▶ [REQUIREMENTS]
Output each entry verbatim and exclude every picture from it.
** start of RECORD EXCERPTS **
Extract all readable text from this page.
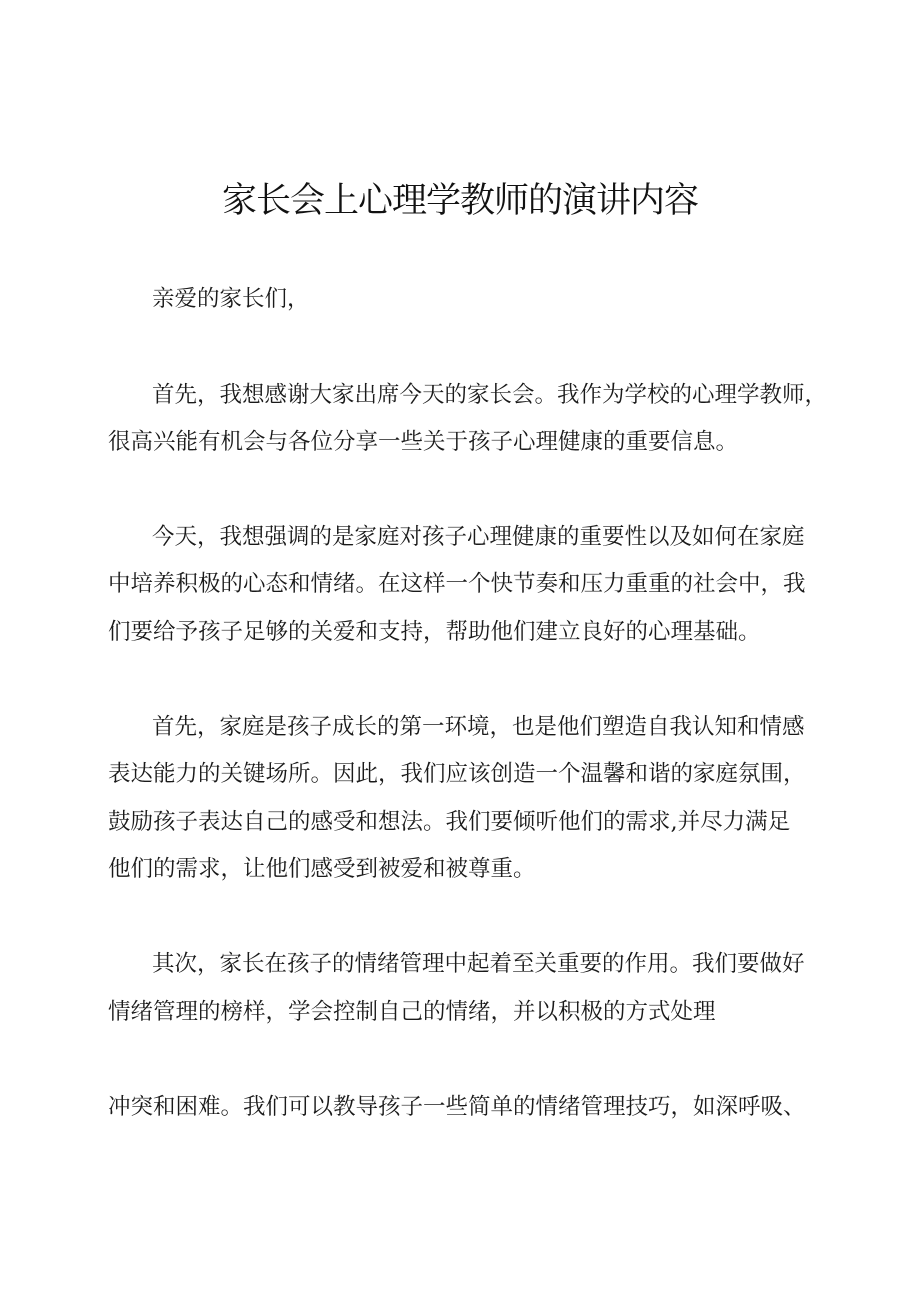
家长会上心理学教师的演讲内容
亲爱的家长们，
首先，我想感谢大家出席今天的家长会。我作为学校的心理学教师，
很高兴能有机会与各位分享一些关于孩子心理健康的重要信息。
今天，我想强调的是家庭对孩子心理健康的重要性以及如何在家庭
中培养积极的心态和情绪。在这样一个快节奏和压力重重的社会中，我
们要给予孩子足够的关爱和支持，帮助他们建立良好的心理基础。
首先，家庭是孩子成长的第一环境，也是他们塑造自我认知和情感
表达能力的关键场所。因此，我们应该创造一个温馨和谐的家庭氛围，
鼓励孩子表达自己的感受和想法。我们要倾听他们的需求,并尽力满足
他们的需求，让他们感受到被爱和被尊重。
其次，家长在孩子的情绪管理中起着至关重要的作用。我们要做好
情绪管理的榜样，学会控制自己的情绪，并以积极的方式处理
冲突和困难。我们可以教导孩子一些简单的情绪管理技巧，如深呼吸、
** end of RECORD EXCERPTS **
▶ [RIGHT ANSWER]
Extract all readable text from this page.
家长会上心理学教师的演讲内容
亲爱的家长们，
首先，我想感谢大家出席今天的家长会。我作为学校的心理学教师，
很高兴能有机会与各位分享一些关于孩子心理健康的重要信息。
今天，我想强调的是家庭对孩子心理健康的重要性以及如何在家庭
中培养积极的心态和情绪。在这样一个快节奏和压力重重的社会中，我
们要给予孩子足够的关爱和支持，帮助他们建立良好的心理基础。
首先，家庭是孩子成长的第一环境，也是他们塑造自我认知和情感
表达能力的关键场所。因此，我们应该创造一个温馨和谐的家庭氛围，
鼓励孩子表达自己的感受和想法。我们要倾听他们的需求,并尽力满足
他们的需求，让他们感受到被爱和被尊重。
其次，家长在孩子的情绪管理中起着至关重要的作用。我们要做好
情绪管理的榜样，学会控制自己的情绪，并以积极的方式处理
冲突和困难。我们可以教导孩子一些简单的情绪管理技巧，如深呼吸、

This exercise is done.